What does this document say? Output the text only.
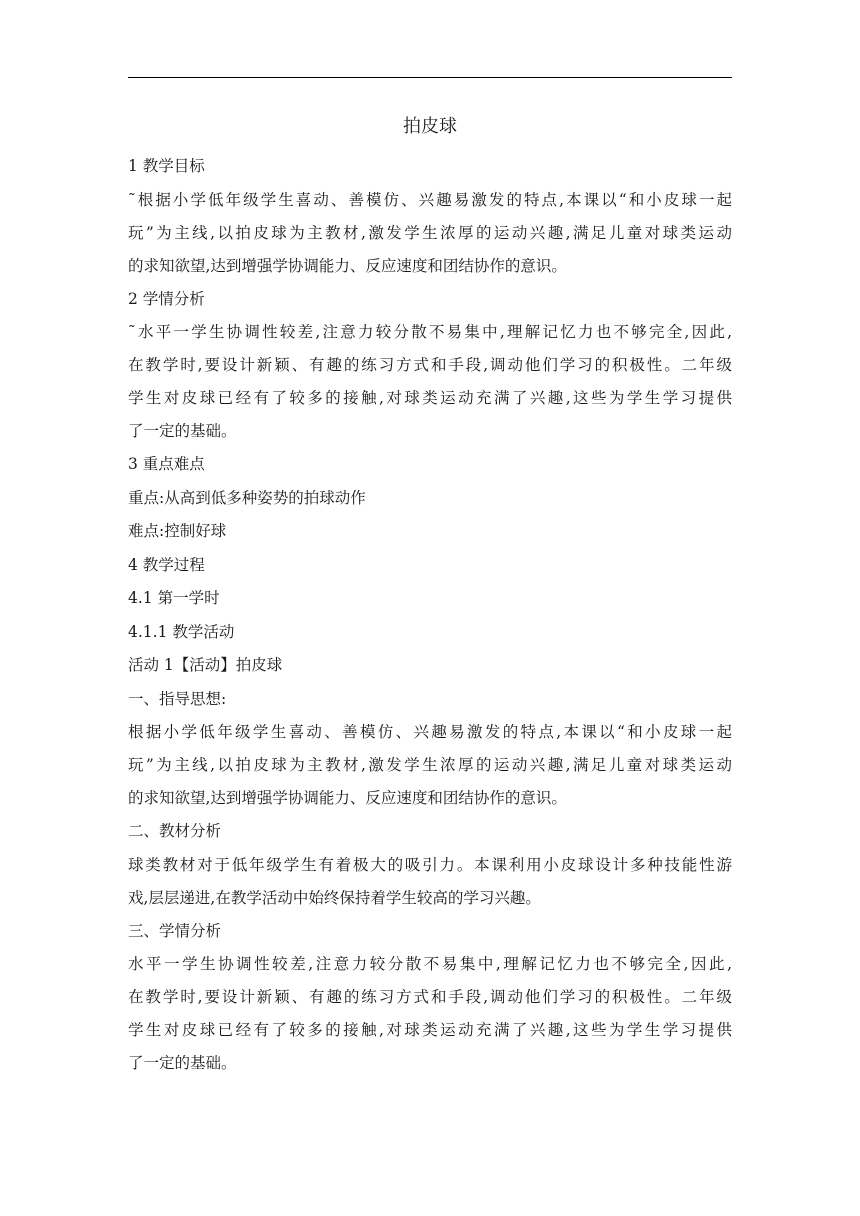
拍皮球
1 教学目标
˜根据小学低年级学生喜动、善模仿、兴趣易激发的特点,本课以“和小皮球一起
玩”为主线,以拍皮球为主教材,激发学生浓厚的运动兴趣,满足儿童对球类运动
的求知欲望,达到增强学协调能力、反应速度和团结协作的意识。
2 学情分析
˜水平一学生协调性较差,注意力较分散不易集中,理解记忆力也不够完全,因此,
在教学时,要设计新颖、有趣的练习方式和手段,调动他们学习的积极性。二年级
学生对皮球已经有了较多的接触,对球类运动充满了兴趣,这些为学生学习提供
了一定的基础。
3 重点难点
重点:从高到低多种姿势的拍球动作
难点:控制好球
4 教学过程
4.1 第一学时
4.1.1 教学活动
活动 1【活动】拍皮球
一、指导思想:
根据小学低年级学生喜动、善模仿、兴趣易激发的特点,本课以“和小皮球一起
玩”为主线,以拍皮球为主教材,激发学生浓厚的运动兴趣,满足儿童对球类运动
的求知欲望,达到增强学协调能力、反应速度和团结协作的意识。
二、教材分析
球类教材对于低年级学生有着极大的吸引力。本课利用小皮球设计多种技能性游
戏,层层递进,在教学活动中始终保持着学生较高的学习兴趣。
三、学情分析
水平一学生协调性较差,注意力较分散不易集中,理解记忆力也不够完全,因此,
在教学时,要设计新颖、有趣的练习方式和手段,调动他们学习的积极性。二年级
学生对皮球已经有了较多的接触,对球类运动充满了兴趣,这些为学生学习提供
了一定的基础。
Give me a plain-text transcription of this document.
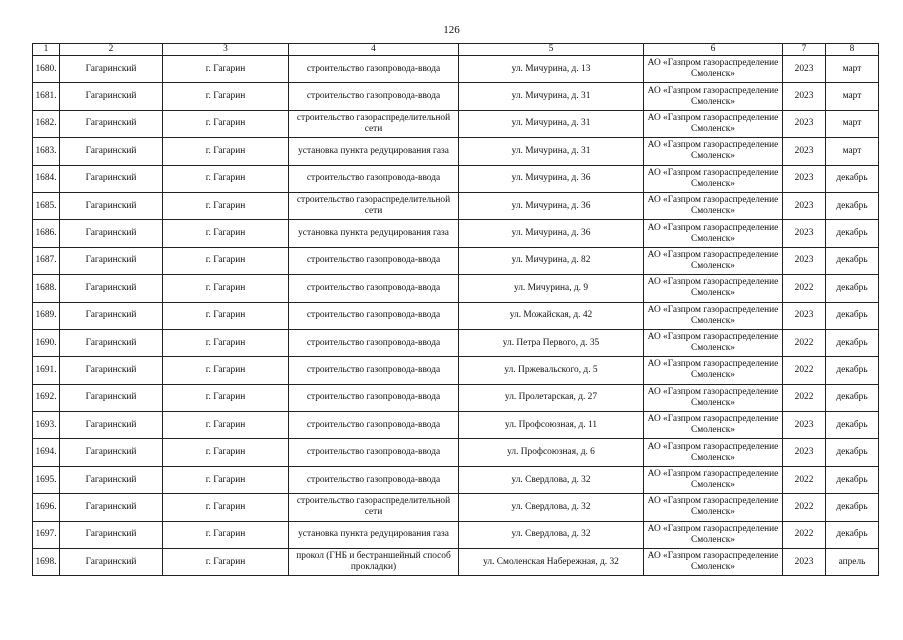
126
1	2	3	4	5	6	7	8
1680.	Гагаринский	г. Гагарин	строительство газопровода-ввода	ул. Мичурина, д. 13	АО «Газпром газораспределение Смоленск»	2023	март
1681.	Гагаринский	г. Гагарин	строительство газопровода-ввода	ул. Мичурина, д. 31	АО «Газпром газораспределение Смоленск»	2023	март
1682.	Гагаринский	г. Гагарин	строительство газораспределительной сети	ул. Мичурина, д. 31	АО «Газпром газораспределение Смоленск»	2023	март
1683.	Гагаринский	г. Гагарин	установка пункта редуцирования газа	ул. Мичурина, д. 31	АО «Газпром газораспределение Смоленск»	2023	март
1684.	Гагаринский	г. Гагарин	строительство газопровода-ввода	ул. Мичурина, д. 36	АО «Газпром газораспределение Смоленск»	2023	декабрь
1685.	Гагаринский	г. Гагарин	строительство газораспределительной сети	ул. Мичурина, д. 36	АО «Газпром газораспределение Смоленск»	2023	декабрь
1686.	Гагаринский	г. Гагарин	установка пункта редуцирования газа	ул. Мичурина, д. 36	АО «Газпром газораспределение Смоленск»	2023	декабрь
1687.	Гагаринский	г. Гагарин	строительство газопровода-ввода	ул. Мичурина, д. 82	АО «Газпром газораспределение Смоленск»	2023	декабрь
1688.	Гагаринский	г. Гагарин	строительство газопровода-ввода	ул. Мичурина, д. 9	АО «Газпром газораспределение Смоленск»	2022	декабрь
1689.	Гагаринский	г. Гагарин	строительство газопровода-ввода	ул. Можайская, д. 42	АО «Газпром газораспределение Смоленск»	2023	декабрь
1690.	Гагаринский	г. Гагарин	строительство газопровода-ввода	ул. Петра Первого, д. 35	АО «Газпром газораспределение Смоленск»	2022	декабрь
1691.	Гагаринский	г. Гагарин	строительство газопровода-ввода	ул. Пржевальского, д. 5	АО «Газпром газораспределение Смоленск»	2022	декабрь
1692.	Гагаринский	г. Гагарин	строительство газопровода-ввода	ул. Пролетарская, д. 27	АО «Газпром газораспределение Смоленск»	2022	декабрь
1693.	Гагаринский	г. Гагарин	строительство газопровода-ввода	ул. Профсоюзная, д. 11	АО «Газпром газораспределение Смоленск»	2023	декабрь
1694.	Гагаринский	г. Гагарин	строительство газопровода-ввода	ул. Профсоюзная, д. 6	АО «Газпром газораспределение Смоленск»	2023	декабрь
1695.	Гагаринский	г. Гагарин	строительство газопровода-ввода	ул. Свердлова, д. 32	АО «Газпром газораспределение Смоленск»	2022	декабрь
1696.	Гагаринский	г. Гагарин	строительство газораспределительной сети	ул. Свердлова, д. 32	АО «Газпром газораспределение Смоленск»	2022	декабрь
1697.	Гагаринский	г. Гагарин	установка пункта редуцирования газа	ул. Свердлова, д. 32	АО «Газпром газораспределение Смоленск»	2022	декабрь
1698.	Гагаринский	г. Гагарин	прокол (ГНБ и бестраншейный способ прокладки)	ул. Смоленская Набережная, д. 32	АО «Газпром газораспределение Смоленск»	2023	апрель
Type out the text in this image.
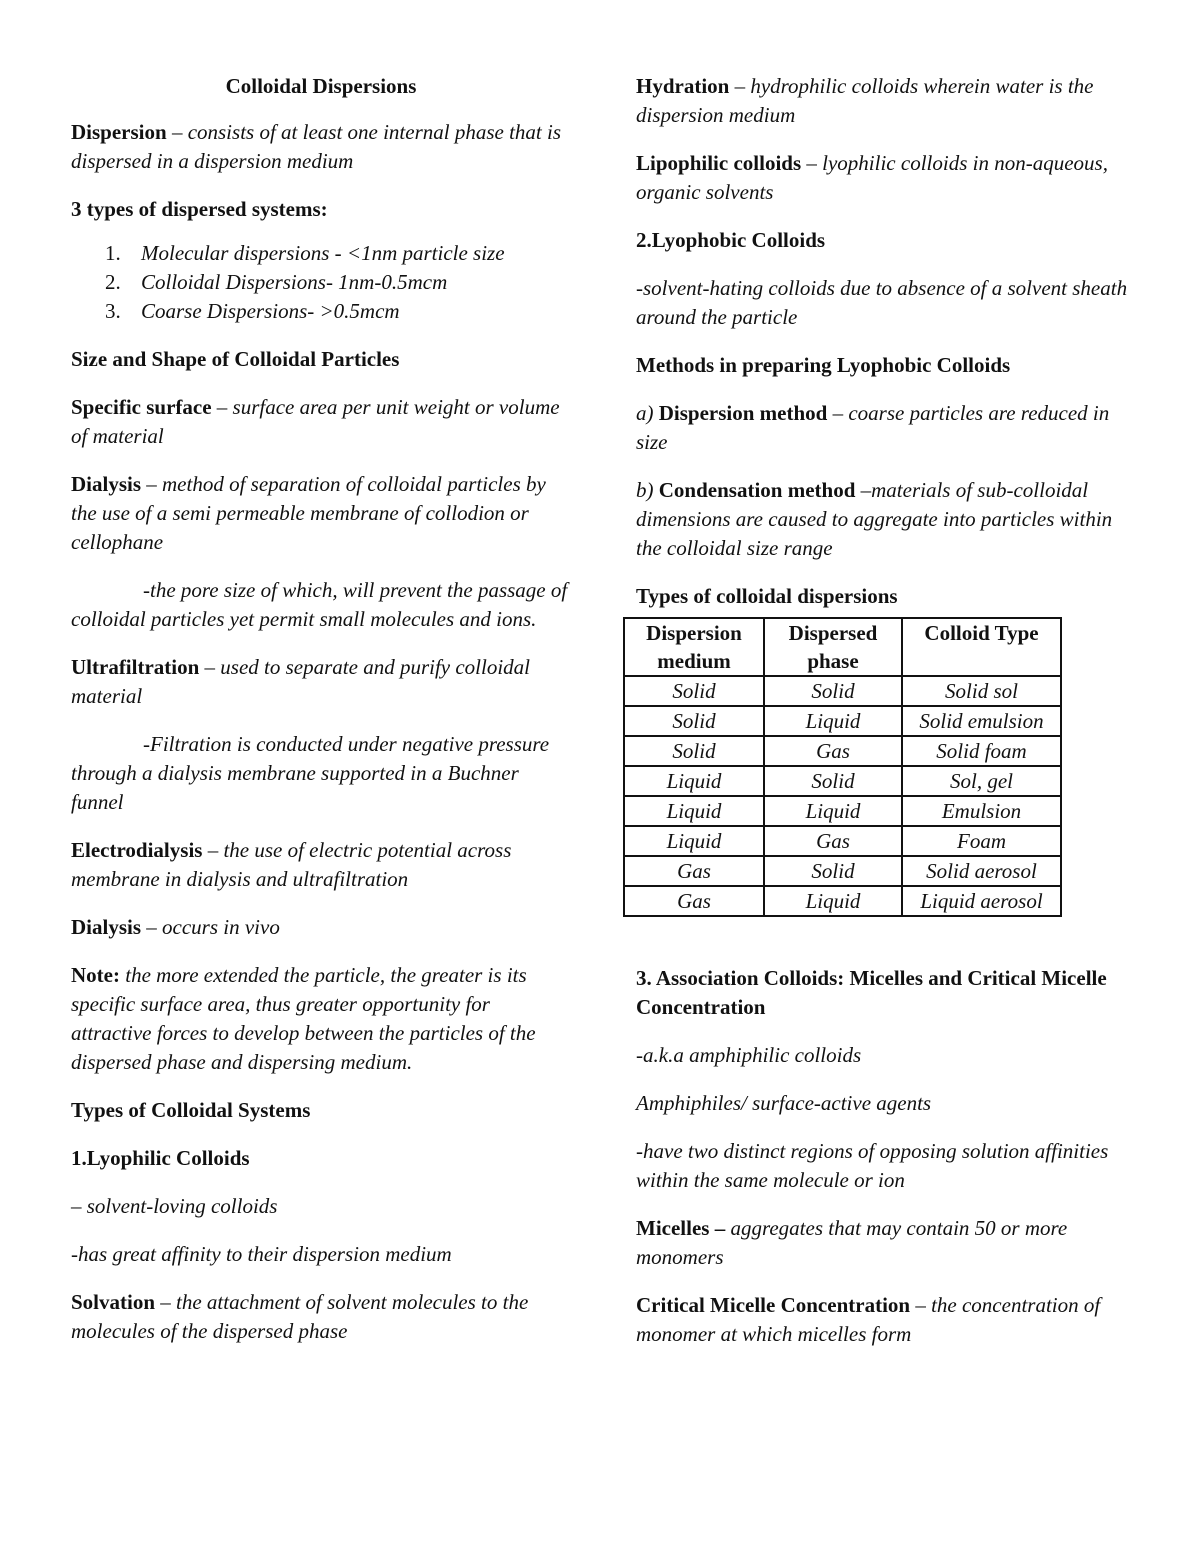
Colloidal Dispersions

Dispersion – consists of at least one internal phase that is dispersed in a dispersion medium

3 types of dispersed systems:

1. Molecular dispersions - <1nm particle size
2. Colloidal Dispersions- 1nm-0.5mcm
3. Coarse Dispersions- >0.5mcm

Size and Shape of Colloidal Particles

Specific surface – surface area per unit weight or volume of material

Dialysis – method of separation of colloidal particles by the use of a semi permeable membrane of collodion or cellophane

-the pore size of which, will prevent the passage of colloidal particles yet permit small molecules and ions.

Ultrafiltration – used to separate and purify colloidal material

-Filtration is conducted under negative pressure through a dialysis membrane supported in a Buchner funnel

Electrodialysis – the use of electric potential across membrane in dialysis and ultrafiltration

Dialysis – occurs in vivo

Note: the more extended the particle, the greater is its specific surface area, thus greater opportunity for attractive forces to develop between the particles of the dispersed phase and dispersing medium.

Types of Colloidal Systems

1.Lyophilic Colloids

– solvent-loving colloids

-has great affinity to their dispersion medium

Solvation – the attachment of solvent molecules to the molecules of the dispersed phase

Hydration – hydrophilic colloids wherein water is the dispersion medium

Lipophilic colloids – lyophilic colloids in non-aqueous, organic solvents

2.Lyophobic Colloids

-solvent-hating colloids due to absence of a solvent sheath around the particle

Methods in preparing Lyophobic Colloids

a) Dispersion method – coarse particles are reduced in size

b) Condensation method –materials of sub-colloidal dimensions are caused to aggregate into particles within the colloidal size range

Types of colloidal dispersions

Dispersion medium	Dispersed phase	Colloid Type
Solid	Solid	Solid sol
Solid	Liquid	Solid emulsion
Solid	Gas	Solid foam
Liquid	Solid	Sol, gel
Liquid	Liquid	Emulsion
Liquid	Gas	Foam
Gas	Solid	Solid aerosol
Gas	Liquid	Liquid aerosol

3. Association Colloids: Micelles and Critical Micelle Concentration

-a.k.a amphiphilic colloids

Amphiphiles/ surface-active agents

-have two distinct regions of opposing solution affinities within the same molecule or ion

Micelles – aggregates that may contain 50 or more monomers

Critical Micelle Concentration – the concentration of monomer at which micelles form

# Exercise brief
Every line of the material is to be quoted exactly, with no pictures carried over.

# Task result
What does this document say? Output the text only.
拍皮球
1 教学目标
˜根据小学低年级学生喜动、善模仿、兴趣易激发的特点,本课以“和小皮球一起
玩”为主线,以拍皮球为主教材,激发学生浓厚的运动兴趣,满足儿童对球类运动
的求知欲望,达到增强学协调能力、反应速度和团结协作的意识。
2 学情分析
˜水平一学生协调性较差,注意力较分散不易集中,理解记忆力也不够完全,因此,
在教学时,要设计新颖、有趣的练习方式和手段,调动他们学习的积极性。二年级
学生对皮球已经有了较多的接触,对球类运动充满了兴趣,这些为学生学习提供
了一定的基础。
3 重点难点
重点:从高到低多种姿势的拍球动作
难点:控制好球
4 教学过程
4.1 第一学时
4.1.1 教学活动
活动 1【活动】拍皮球
一、指导思想:
根据小学低年级学生喜动、善模仿、兴趣易激发的特点,本课以“和小皮球一起
玩”为主线,以拍皮球为主教材,激发学生浓厚的运动兴趣,满足儿童对球类运动
的求知欲望,达到增强学协调能力、反应速度和团结协作的意识。
二、教材分析
球类教材对于低年级学生有着极大的吸引力。本课利用小皮球设计多种技能性游
戏,层层递进,在教学活动中始终保持着学生较高的学习兴趣。
三、学情分析
水平一学生协调性较差,注意力较分散不易集中,理解记忆力也不够完全,因此,
在教学时,要设计新颖、有趣的练习方式和手段,调动他们学习的积极性。二年级
学生对皮球已经有了较多的接触,对球类运动充满了兴趣,这些为学生学习提供
了一定的基础。
Give me a plain-text transcription of this document.
126
1	2	3	4	5	6	7	8
1680.	Гагаринский	г. Гагарин	строительство газопровода-ввода	ул. Мичурина, д. 13	АО «Газпром газораспределение Смоленск»	2023	март
1681.	Гагаринский	г. Гагарин	строительство газопровода-ввода	ул. Мичурина, д. 31	АО «Газпром газораспределение Смоленск»	2023	март
1682.	Гагаринский	г. Гагарин	строительство газораспределительной сети	ул. Мичурина, д. 31	АО «Газпром газораспределение Смоленск»	2023	март
1683.	Гагаринский	г. Гагарин	установка пункта редуцирования газа	ул. Мичурина, д. 31	АО «Газпром газораспределение Смоленск»	2023	март
1684.	Гагаринский	г. Гагарин	строительство газопровода-ввода	ул. Мичурина, д. 36	АО «Газпром газораспределение Смоленск»	2023	декабрь
1685.	Гагаринский	г. Гагарин	строительство газораспределительной сети	ул. Мичурина, д. 36	АО «Газпром газораспределение Смоленск»	2023	декабрь
1686.	Гагаринский	г. Гагарин	установка пункта редуцирования газа	ул. Мичурина, д. 36	АО «Газпром газораспределение Смоленск»	2023	декабрь
1687.	Гагаринский	г. Гагарин	строительство газопровода-ввода	ул. Мичурина, д. 82	АО «Газпром газораспределение Смоленск»	2023	декабрь
1688.	Гагаринский	г. Гагарин	строительство газопровода-ввода	ул. Мичурина, д. 9	АО «Газпром газораспределение Смоленск»	2022	декабрь
1689.	Гагаринский	г. Гагарин	строительство газопровода-ввода	ул. Можайская, д. 42	АО «Газпром газораспределение Смоленск»	2023	декабрь
1690.	Гагаринский	г. Гагарин	строительство газопровода-ввода	ул. Петра Первого, д. 35	АО «Газпром газораспределение Смоленск»	2022	декабрь
1691.	Гагаринский	г. Гагарин	строительство газопровода-ввода	ул. Пржевальского, д. 5	АО «Газпром газораспределение Смоленск»	2022	декабрь
1692.	Гагаринский	г. Гагарин	строительство газопровода-ввода	ул. Пролетарская, д. 27	АО «Газпром газораспределение Смоленск»	2022	декабрь
1693.	Гагаринский	г. Гагарин	строительство газопровода-ввода	ул. Профсоюзная, д. 11	АО «Газпром газораспределение Смоленск»	2023	декабрь
1694.	Гагаринский	г. Гагарин	строительство газопровода-ввода	ул. Профсоюзная, д. 6	АО «Газпром газораспределение Смоленск»	2023	декабрь
1695.	Гагаринский	г. Гагарин	строительство газопровода-ввода	ул. Свердлова, д. 32	АО «Газпром газораспределение Смоленск»	2022	декабрь
1696.	Гагаринский	г. Гагарин	строительство газораспределительной сети	ул. Свердлова, д. 32	АО «Газпром газораспределение Смоленск»	2022	декабрь
1697.	Гагаринский	г. Гагарин	установка пункта редуцирования газа	ул. Свердлова, д. 32	АО «Газпром газораспределение Смоленск»	2022	декабрь
1698.	Гагаринский	г. Гагарин	прокол (ГНБ и бестраншейный способ прокладки)	ул. Смоленская Набережная, д. 32	АО «Газпром газораспределение Смоленск»	2023	апрель
Type out the text in this image.
Colloidal Dispersions

Dispersion – consists of at least one internal phase that is dispersed in a dispersion medium

3 types of dispersed systems:

1. Molecular dispersions - <1nm particle size
2. Colloidal Dispersions- 1nm-0.5mcm
3. Coarse Dispersions- >0.5mcm

Size and Shape of Colloidal Particles

Specific surface – surface area per unit weight or volume of material

Dialysis – method of separation of colloidal particles by the use of a semi permeable membrane of collodion or cellophane

-the pore size of which, will prevent the passage of colloidal particles yet permit small molecules and ions.

Ultrafiltration – used to separate and purify colloidal material

-Filtration is conducted under negative pressure through a dialysis membrane supported in a Buchner funnel

Electrodialysis – the use of electric potential across membrane in dialysis and ultrafiltration

Dialysis – occurs in vivo

Note: the more extended the particle, the greater is its specific surface area, thus greater opportunity for attractive forces to develop between the particles of the dispersed phase and dispersing medium.

Types of Colloidal Systems

1.Lyophilic Colloids

– solvent-loving colloids

-has great affinity to their dispersion medium

Solvation – the attachment of solvent molecules to the molecules of the dispersed phase

Hydration – hydrophilic colloids wherein water is the dispersion medium

Lipophilic colloids – lyophilic colloids in non-aqueous, organic solvents

2.Lyophobic Colloids

-solvent-hating colloids due to absence of a solvent sheath around the particle

Methods in preparing Lyophobic Colloids

a) Dispersion method – coarse particles are reduced in size

b) Condensation method –materials of sub-colloidal dimensions are caused to aggregate into particles within the colloidal size range

Types of colloidal dispersions

Dispersion medium	Dispersed phase	Colloid Type
Solid	Solid	Solid sol
Solid	Liquid	Solid emulsion
Solid	Gas	Solid foam
Liquid	Solid	Sol, gel
Liquid	Liquid	Emulsion
Liquid	Gas	Foam
Gas	Solid	Solid aerosol
Gas	Liquid	Liquid aerosol

3. Association Colloids: Micelles and Critical Micelle Concentration

-a.k.a amphiphilic colloids

Amphiphiles/ surface-active agents

-have two distinct regions of opposing solution affinities within the same molecule or ion

Micelles – aggregates that may contain 50 or more monomers

Critical Micelle Concentration – the concentration of monomer at which micelles form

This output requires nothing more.